*** Opening of Excerpt ***

- **Incident Date:** May 2024 – June 2026 (ongoing campaign)
- **Affected Organization:** Microsoft (GitHub Open Source Projects)
- **Sector:** Technology / Software Development
- **Geography:** Global
## Timeline of Events
### Initial Access
- **Date/Time:** May 2026 (first detected compromise of "durabletask" Python package).
- **Vector:** Software Supply Chain Attack / Repository Hijacking.
- **Details:** Threat actors infiltrated legitimate open-source projects and published malicious updates or typosquatted packages.
### Lateral Movement
- **Details:** The malware targets the workstations of developers who download the compromised repositories. Once a developer environment is infected, the malware attempts to pivot into CI/CD pipelines to further propagate or harvest credentials.
### Data Exfiltration/Impact
- **Details:** High-value secrets (API keys, credentials, tokens) were harvested from developer workstations and CI/CD environments and exfiltrated to a public GitHub repository controlled by the attackers.
### Detection & Response
- **How it was discovered:** Reports of compromise (likely via security researchers at Socket and StepSecurity) and internal investigation.
- **Response actions taken:** Microsoft blocked access to dozens of repositories, removed malicious code, and began restoring clean versions after review.
## Attack Methodology
- **Initial Access:** Hijacking existing GitHub repositories and publishing malicious versions of PyPI packages (Supply Chain Poisoning).
- **Persistence:** Implementation of `.pth` startup hooks to bootstrap malware upon environment initialization.
- **Defense Evasion:** Use of Trojanized native `.abi3.so` extensions; adversarial prompt injection within JavaScript comments to "derail" AI security scanners and Copilots.
- **Credential Access:** Harvesting secrets from developer environment variables and configuration files.
- **Lateral Movement:** Propagation from local developer machines to broader CI/CD infrastructure.

*** Close of Excerpt ***
*** Opening of Material supplied ***

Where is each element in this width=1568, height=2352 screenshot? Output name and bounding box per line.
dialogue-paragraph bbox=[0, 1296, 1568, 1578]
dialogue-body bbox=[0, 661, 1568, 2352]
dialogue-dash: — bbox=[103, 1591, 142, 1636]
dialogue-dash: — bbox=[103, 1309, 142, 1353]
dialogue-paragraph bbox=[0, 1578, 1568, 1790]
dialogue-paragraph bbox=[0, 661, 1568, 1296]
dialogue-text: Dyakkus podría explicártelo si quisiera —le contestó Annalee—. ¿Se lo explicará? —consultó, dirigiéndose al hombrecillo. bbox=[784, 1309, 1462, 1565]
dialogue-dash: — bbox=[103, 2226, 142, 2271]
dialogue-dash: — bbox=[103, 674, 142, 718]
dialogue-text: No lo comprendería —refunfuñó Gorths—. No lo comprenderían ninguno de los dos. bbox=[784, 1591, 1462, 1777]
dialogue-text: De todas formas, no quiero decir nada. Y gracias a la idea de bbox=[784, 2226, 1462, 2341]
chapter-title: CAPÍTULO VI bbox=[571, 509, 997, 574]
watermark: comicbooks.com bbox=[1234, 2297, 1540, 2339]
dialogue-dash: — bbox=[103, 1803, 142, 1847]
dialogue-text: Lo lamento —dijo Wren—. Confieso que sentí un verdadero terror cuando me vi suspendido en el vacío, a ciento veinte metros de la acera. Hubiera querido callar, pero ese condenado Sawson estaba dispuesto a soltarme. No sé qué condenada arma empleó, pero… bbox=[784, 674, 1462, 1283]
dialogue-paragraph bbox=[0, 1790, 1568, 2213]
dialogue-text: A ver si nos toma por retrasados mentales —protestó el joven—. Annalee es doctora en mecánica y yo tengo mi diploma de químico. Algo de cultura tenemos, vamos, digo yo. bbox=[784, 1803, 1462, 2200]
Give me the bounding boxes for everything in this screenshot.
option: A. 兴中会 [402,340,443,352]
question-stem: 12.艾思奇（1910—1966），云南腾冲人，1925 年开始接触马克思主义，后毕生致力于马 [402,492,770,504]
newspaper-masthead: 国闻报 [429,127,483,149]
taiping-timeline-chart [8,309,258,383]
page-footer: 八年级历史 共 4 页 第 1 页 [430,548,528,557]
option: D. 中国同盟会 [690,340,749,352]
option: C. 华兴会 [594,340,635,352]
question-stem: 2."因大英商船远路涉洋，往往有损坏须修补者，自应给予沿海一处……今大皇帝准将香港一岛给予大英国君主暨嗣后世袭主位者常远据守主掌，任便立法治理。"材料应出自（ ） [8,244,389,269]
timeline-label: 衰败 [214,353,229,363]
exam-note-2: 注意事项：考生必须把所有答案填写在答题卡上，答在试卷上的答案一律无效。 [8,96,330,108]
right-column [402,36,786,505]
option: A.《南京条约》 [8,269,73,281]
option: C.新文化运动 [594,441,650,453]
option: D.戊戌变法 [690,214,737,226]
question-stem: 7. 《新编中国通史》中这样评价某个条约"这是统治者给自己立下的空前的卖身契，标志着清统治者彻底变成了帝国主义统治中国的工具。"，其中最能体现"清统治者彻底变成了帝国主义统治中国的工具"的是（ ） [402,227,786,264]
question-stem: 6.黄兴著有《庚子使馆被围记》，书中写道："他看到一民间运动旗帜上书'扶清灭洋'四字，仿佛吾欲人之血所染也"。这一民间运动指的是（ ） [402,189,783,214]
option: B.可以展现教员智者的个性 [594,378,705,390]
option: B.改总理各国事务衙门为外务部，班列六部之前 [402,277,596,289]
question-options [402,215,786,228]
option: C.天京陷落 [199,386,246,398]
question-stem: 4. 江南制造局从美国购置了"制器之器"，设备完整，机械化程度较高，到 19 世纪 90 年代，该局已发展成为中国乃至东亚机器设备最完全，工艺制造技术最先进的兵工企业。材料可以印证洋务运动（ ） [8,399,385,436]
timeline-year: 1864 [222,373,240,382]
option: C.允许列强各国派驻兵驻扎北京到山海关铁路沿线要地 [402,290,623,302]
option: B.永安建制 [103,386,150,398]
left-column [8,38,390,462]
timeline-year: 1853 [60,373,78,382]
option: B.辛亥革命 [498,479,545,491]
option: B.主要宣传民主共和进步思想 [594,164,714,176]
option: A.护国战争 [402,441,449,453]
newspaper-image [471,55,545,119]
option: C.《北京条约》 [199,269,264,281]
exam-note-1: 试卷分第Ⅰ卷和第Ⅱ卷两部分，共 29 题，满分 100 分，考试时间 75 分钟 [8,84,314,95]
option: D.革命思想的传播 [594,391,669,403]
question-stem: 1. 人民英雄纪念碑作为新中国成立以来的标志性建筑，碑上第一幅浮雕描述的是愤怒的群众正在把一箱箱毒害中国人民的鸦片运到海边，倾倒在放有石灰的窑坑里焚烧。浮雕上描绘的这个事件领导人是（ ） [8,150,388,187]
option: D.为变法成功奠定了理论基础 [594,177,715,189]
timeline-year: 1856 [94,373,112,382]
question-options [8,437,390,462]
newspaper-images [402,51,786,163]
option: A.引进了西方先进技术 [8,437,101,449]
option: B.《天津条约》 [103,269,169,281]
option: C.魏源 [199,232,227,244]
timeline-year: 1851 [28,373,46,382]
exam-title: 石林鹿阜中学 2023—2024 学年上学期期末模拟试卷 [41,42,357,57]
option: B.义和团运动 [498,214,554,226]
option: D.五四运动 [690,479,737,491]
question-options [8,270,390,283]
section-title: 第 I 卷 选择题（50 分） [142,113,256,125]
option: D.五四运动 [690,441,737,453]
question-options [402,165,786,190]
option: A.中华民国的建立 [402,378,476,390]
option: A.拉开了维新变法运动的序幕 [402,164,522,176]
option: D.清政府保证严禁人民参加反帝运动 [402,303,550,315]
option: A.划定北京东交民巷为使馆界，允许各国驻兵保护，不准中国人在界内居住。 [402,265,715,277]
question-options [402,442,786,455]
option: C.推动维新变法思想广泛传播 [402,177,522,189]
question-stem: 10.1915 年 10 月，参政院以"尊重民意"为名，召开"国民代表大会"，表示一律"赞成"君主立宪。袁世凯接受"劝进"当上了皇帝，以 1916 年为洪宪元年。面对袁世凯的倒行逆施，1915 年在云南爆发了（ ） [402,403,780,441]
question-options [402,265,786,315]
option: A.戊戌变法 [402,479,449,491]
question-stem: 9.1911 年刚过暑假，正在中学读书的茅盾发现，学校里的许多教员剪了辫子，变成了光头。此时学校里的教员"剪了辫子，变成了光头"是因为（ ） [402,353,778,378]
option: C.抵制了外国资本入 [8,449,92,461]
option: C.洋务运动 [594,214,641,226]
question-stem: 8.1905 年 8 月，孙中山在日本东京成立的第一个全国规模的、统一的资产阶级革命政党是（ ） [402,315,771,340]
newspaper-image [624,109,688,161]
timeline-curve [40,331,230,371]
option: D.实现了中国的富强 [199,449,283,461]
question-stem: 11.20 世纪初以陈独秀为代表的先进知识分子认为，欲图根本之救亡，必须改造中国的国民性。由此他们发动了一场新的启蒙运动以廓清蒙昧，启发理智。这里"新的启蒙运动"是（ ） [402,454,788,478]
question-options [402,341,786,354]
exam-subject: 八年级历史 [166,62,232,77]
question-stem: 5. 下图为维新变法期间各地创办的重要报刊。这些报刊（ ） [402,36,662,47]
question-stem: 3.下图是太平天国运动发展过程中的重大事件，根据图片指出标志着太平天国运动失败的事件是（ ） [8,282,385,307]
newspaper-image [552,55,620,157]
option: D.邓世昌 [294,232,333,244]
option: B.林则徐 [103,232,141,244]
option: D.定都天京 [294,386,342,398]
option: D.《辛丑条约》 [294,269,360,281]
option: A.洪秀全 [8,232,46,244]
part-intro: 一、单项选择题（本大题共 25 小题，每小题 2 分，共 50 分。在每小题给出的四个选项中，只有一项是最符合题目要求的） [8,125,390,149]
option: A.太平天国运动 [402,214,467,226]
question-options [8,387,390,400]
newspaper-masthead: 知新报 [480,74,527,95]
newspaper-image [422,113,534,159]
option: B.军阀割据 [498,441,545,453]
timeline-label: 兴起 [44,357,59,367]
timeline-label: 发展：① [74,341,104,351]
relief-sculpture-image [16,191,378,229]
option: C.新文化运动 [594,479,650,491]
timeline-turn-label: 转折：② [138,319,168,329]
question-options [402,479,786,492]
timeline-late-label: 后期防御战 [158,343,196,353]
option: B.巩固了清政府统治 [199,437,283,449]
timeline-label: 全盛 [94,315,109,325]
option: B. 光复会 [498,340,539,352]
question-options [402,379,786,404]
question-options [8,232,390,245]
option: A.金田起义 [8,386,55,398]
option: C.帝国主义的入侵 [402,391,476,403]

*** Close of Material supplied ***

* Prompt
Extend the incident report on the compromised Microsoft GitHub projects, picking up after its last line.

* Result
- **Exfiltration:** Data sent to attacker-controlled public GitHub repositories to blend in with legitimate traffic.
- **Impact:** Poisoning of 73+ Microsoft projects and 23+ bioinformatics/AI-related libraries.
## Impact Assessment
- **Financial:** Not disclosed; costs associated with incident response, remediation, and potential downstream liability.
- **Data Breach:** Compromise of developer credentials, SSH keys, and cloud tokens.
- **Operational:** Temporary shutdown of 73+ open-source projects; disruption for developers relying on poisoned packages.
- **Reputational:** High; marks a sophisticated bypass of AI-assisted security tools on a major platform.
## Indicators of Compromise
- **File indicators:**
- `_index.js` (JavaScript payload)
- Malicious `.pth` files
- Trojanized `.abi3.so` extensions
- **Behavioral indicators:**
- Unexpected code execution when opening repositories in IDEs or AI coding tools.
- Secret harvesting/exfiltration patterns in CI/CD environment logs.
## Response Actions
- **Containment:** Removal of dozens of compromised open-source repositories from GitHub.
- **Eradication:** Review and cleaning of 73+ projects; notification of a "small number" of customers who downloaded the content.
- **Recovery:** Partial restoration of verified clean repositories; ongoing investigation into the "Hades" and "Mini Shai-Hulud" clusters.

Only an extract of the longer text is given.